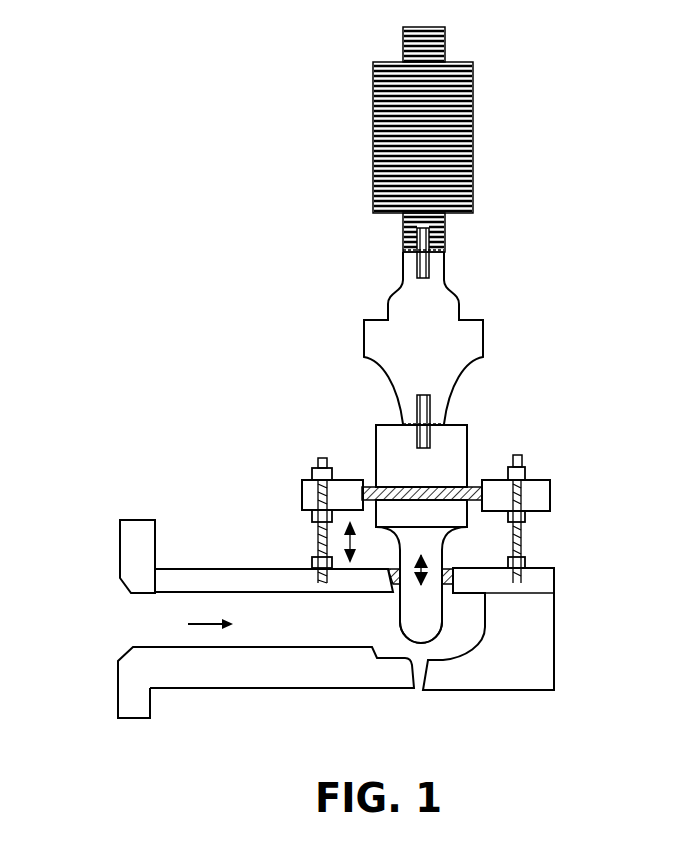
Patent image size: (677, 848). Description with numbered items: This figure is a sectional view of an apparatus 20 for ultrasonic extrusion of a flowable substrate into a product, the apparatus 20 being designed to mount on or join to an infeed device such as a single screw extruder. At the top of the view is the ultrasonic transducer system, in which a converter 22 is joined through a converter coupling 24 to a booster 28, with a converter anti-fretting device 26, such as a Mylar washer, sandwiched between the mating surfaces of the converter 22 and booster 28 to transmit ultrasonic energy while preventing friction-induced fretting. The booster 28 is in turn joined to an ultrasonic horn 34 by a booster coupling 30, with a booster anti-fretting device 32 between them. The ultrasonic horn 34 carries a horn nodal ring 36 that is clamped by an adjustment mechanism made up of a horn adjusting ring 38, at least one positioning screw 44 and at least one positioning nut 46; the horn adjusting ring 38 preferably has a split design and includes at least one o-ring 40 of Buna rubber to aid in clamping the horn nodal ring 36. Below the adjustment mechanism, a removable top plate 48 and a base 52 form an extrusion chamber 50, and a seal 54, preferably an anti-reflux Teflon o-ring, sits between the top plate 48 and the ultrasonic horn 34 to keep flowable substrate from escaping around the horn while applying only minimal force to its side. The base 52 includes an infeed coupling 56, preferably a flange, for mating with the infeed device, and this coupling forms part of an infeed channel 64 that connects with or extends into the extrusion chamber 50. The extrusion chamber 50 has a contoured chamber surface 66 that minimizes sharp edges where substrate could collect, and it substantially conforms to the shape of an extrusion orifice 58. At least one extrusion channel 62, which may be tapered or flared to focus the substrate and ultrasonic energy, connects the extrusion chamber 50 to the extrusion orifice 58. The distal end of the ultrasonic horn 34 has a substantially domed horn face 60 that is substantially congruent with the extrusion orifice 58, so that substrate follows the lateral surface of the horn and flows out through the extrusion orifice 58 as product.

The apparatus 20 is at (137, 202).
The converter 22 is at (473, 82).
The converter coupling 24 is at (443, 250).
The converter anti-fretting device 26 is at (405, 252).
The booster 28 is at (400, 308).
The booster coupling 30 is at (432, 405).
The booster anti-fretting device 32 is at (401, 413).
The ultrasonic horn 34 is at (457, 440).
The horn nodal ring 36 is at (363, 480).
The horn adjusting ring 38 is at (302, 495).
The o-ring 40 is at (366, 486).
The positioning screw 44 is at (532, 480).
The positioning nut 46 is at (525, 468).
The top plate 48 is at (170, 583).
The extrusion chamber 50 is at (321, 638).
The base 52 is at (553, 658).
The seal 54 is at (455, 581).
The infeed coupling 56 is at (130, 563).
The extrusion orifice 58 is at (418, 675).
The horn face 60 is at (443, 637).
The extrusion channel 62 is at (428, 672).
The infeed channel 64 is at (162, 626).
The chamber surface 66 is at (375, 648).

--

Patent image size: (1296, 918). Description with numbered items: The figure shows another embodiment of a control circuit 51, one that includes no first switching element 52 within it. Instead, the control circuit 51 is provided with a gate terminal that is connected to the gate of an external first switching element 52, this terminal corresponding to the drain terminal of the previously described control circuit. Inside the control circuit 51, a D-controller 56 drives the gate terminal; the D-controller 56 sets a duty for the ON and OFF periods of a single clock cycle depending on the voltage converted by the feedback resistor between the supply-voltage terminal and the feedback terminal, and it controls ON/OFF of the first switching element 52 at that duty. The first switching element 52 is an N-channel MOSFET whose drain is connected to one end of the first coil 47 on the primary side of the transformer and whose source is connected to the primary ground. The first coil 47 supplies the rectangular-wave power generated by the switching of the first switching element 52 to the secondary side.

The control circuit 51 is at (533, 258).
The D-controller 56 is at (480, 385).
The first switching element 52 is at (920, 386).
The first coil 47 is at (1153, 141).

What this task involves
Copy the lines of the records verbatim, beginning with the line that contains "Patent image size: (1296, 918)." and ending after the line that contains "The control circuit 51 is at (533, 258).". Include both of those lines and nothing else.

Answer for this exercise
Patent image size: (1296, 918). Description with numbered items: The figure shows another embodiment of a control circuit 51, one that includes no first switching element 52 within it. Instead, the control circuit 51 is provided with a gate terminal that is connected to the gate of an external first switching element 52, this terminal corresponding to the drain terminal of the previously described control circuit. Inside the control circuit 51, a D-controller 56 drives the gate terminal; the D-controller 56 sets a duty for the ON and OFF periods of a single clock cycle depending on the voltage converted by the feedback resistor between the supply-voltage terminal and the feedback terminal, and it controls ON/OFF of the first switching element 52 at that duty. The first switching element 52 is an N-channel MOSFET whose drain is connected to one end of the first coil 47 on the primary side of the transformer and whose source is connected to the primary ground. The first coil 47 supplies the rectangular-wave power generated by the switching of the first switching element 52 to the secondary side.

The control circuit 51 is at (533, 258).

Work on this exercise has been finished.